:: THE INPUT ::
----

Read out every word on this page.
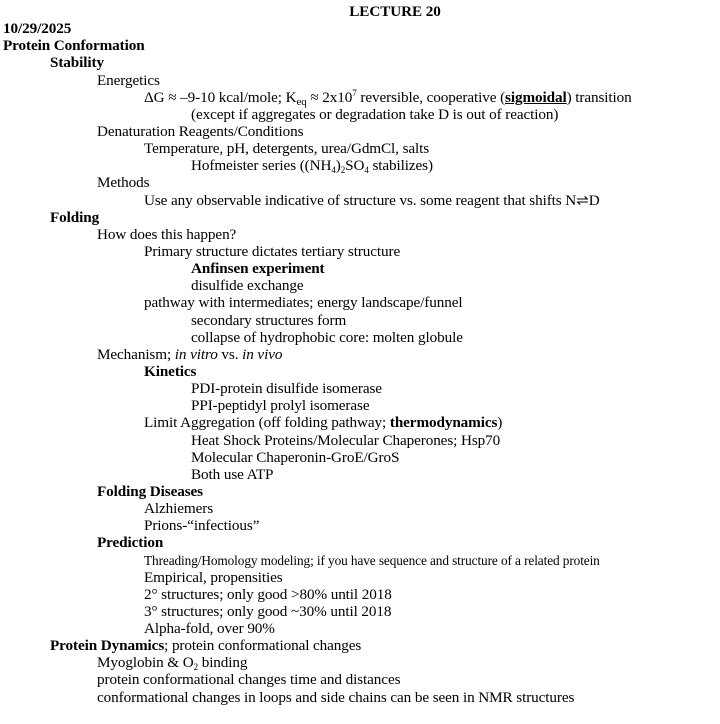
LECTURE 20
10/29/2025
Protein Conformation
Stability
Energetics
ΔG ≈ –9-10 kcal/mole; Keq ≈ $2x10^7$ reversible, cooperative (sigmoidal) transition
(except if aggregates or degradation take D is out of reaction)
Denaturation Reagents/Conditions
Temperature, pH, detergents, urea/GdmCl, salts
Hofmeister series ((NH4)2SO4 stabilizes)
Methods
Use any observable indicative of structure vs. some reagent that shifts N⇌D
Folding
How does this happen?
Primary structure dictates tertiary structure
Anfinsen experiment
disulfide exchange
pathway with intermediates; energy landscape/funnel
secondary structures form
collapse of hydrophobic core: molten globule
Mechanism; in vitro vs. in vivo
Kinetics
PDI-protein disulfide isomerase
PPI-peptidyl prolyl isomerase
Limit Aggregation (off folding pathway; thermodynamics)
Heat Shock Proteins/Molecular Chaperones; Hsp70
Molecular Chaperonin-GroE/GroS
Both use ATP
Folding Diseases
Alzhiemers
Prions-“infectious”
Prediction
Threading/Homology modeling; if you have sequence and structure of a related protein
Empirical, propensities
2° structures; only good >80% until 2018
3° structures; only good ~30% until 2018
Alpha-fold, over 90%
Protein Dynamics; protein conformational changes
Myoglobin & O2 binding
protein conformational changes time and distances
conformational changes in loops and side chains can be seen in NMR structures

----

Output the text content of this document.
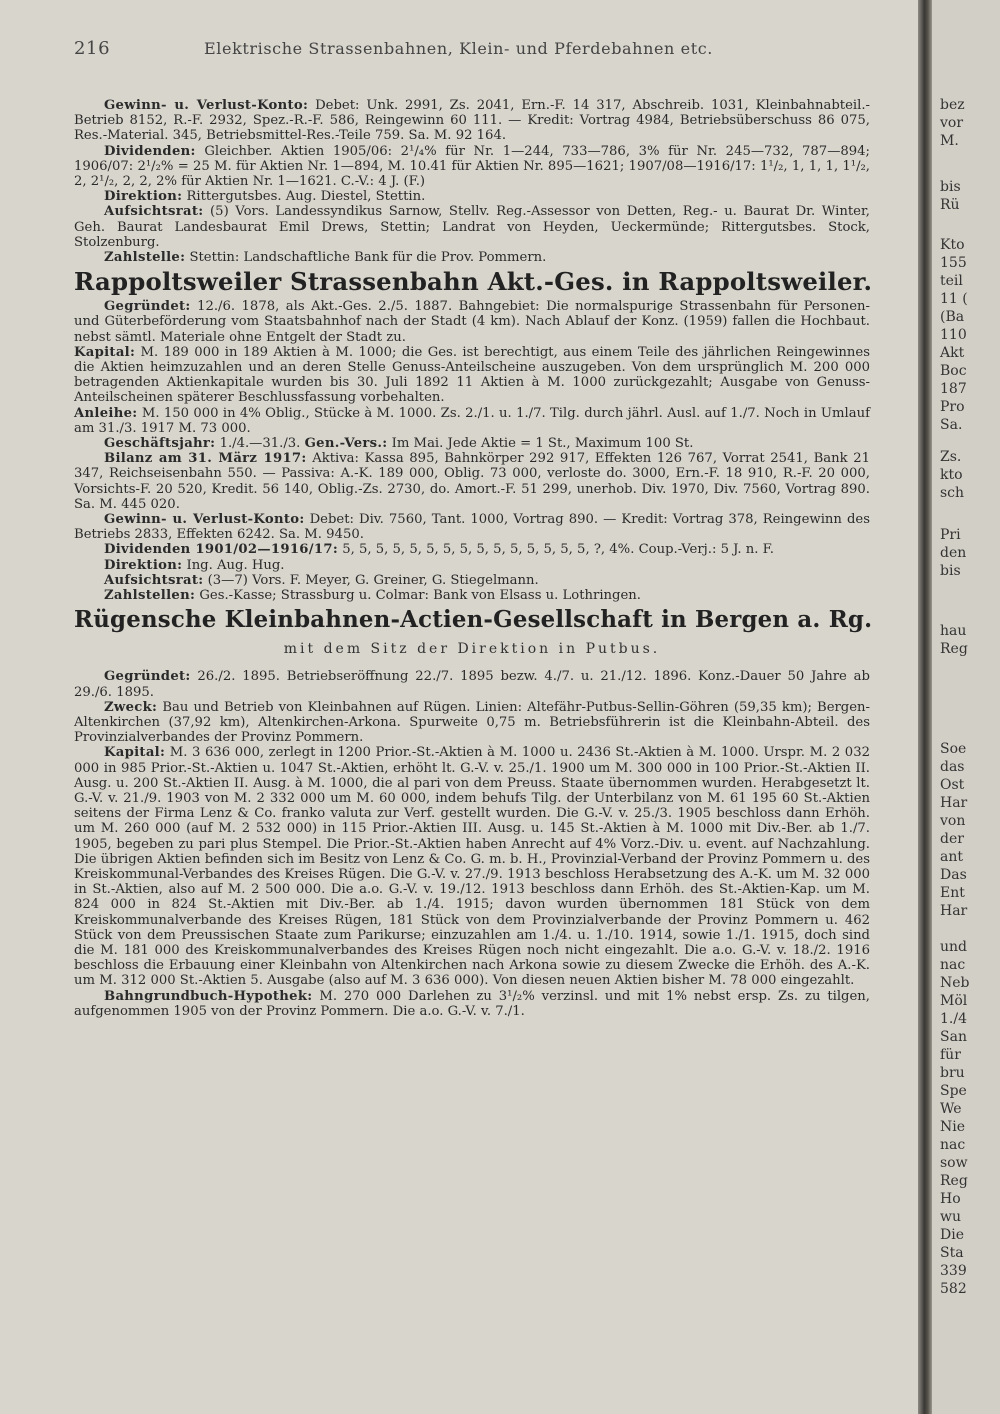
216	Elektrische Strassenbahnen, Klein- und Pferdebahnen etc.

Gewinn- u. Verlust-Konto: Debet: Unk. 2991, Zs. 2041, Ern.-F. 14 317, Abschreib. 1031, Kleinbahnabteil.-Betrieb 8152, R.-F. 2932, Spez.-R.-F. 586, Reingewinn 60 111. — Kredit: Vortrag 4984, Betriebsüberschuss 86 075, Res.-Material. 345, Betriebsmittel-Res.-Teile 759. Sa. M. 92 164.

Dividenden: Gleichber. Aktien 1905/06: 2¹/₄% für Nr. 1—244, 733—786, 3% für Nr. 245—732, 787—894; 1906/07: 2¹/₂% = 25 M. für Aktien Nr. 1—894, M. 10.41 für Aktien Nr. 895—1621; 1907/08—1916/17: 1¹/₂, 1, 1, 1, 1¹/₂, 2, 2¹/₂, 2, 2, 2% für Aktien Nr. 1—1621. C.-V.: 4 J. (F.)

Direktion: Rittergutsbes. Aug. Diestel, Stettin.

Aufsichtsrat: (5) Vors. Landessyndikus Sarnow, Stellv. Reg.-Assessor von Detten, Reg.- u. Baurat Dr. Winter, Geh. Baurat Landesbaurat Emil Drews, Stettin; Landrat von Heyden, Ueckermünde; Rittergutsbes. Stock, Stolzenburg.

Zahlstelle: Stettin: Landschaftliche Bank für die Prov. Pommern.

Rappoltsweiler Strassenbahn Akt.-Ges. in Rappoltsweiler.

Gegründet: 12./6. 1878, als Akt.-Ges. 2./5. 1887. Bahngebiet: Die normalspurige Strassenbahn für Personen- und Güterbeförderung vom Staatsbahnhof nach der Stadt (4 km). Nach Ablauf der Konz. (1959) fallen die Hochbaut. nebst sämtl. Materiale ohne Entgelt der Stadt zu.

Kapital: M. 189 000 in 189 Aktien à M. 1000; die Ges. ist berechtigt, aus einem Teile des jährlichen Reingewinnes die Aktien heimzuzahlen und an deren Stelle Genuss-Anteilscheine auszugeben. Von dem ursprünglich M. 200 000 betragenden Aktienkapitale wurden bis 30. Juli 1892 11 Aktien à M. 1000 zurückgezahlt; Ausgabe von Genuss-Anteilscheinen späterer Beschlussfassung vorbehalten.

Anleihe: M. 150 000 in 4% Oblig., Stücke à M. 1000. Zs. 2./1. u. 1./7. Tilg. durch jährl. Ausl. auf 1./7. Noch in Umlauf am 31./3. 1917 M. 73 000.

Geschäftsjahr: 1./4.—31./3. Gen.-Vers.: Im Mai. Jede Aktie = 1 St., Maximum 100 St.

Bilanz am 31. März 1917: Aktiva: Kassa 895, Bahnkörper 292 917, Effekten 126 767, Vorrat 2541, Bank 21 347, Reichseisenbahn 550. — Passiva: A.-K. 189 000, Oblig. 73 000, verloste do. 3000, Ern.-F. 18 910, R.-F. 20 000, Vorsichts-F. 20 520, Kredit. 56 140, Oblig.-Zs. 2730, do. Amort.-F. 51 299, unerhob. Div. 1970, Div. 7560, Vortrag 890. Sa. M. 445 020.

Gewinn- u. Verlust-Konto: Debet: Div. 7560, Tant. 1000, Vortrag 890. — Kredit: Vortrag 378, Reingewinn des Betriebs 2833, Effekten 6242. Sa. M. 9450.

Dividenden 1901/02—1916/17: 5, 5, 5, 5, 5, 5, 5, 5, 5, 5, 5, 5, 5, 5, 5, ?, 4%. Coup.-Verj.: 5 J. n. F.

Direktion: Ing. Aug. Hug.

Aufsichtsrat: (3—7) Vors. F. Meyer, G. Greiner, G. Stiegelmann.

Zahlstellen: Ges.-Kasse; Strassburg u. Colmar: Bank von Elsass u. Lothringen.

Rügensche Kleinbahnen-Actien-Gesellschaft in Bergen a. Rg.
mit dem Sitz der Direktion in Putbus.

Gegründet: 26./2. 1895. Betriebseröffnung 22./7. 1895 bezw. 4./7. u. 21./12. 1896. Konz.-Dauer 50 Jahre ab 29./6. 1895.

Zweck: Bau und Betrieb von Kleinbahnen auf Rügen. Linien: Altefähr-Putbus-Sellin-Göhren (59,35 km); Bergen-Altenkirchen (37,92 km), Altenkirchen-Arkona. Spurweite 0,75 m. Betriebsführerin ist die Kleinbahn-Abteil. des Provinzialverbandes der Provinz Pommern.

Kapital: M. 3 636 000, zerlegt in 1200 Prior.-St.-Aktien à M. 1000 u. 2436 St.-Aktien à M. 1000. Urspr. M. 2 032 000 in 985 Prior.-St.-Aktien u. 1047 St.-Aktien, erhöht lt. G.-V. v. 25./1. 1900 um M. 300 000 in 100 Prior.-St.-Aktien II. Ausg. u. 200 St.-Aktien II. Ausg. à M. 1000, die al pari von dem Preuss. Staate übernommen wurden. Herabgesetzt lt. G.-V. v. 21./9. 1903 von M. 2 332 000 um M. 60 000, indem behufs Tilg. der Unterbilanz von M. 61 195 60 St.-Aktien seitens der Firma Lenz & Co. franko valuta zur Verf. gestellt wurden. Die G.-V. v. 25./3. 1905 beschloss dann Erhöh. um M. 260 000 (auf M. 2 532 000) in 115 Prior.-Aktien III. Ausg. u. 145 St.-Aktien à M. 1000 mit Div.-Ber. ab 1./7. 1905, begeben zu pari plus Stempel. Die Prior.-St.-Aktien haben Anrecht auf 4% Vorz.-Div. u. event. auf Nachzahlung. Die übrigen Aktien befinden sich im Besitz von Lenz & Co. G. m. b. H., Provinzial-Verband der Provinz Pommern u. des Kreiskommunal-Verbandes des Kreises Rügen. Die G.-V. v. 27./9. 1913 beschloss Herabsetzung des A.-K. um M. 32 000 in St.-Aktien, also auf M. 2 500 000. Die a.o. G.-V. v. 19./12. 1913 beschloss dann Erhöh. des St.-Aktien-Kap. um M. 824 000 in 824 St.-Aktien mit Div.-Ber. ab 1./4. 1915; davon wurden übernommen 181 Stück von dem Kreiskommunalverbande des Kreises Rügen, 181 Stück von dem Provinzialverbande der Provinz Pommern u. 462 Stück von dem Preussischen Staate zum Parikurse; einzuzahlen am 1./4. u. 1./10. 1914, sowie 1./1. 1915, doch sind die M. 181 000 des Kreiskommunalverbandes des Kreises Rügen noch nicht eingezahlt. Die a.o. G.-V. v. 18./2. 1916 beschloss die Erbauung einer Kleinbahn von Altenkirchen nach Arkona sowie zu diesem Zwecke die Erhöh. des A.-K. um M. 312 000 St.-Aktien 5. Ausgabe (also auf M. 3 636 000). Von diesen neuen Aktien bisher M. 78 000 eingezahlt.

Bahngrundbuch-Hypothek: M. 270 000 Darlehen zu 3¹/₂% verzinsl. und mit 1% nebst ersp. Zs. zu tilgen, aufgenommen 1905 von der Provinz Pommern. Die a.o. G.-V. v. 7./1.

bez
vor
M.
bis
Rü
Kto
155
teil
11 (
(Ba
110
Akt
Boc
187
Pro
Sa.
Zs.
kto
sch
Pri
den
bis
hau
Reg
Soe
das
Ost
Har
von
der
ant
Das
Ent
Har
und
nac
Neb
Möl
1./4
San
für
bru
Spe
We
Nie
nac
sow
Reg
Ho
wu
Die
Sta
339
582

----

:: REQUIRED ACTION ::
Provide the number of lines in the records above that contain the word "Bank", with no additional words.

:: REPLY ::
3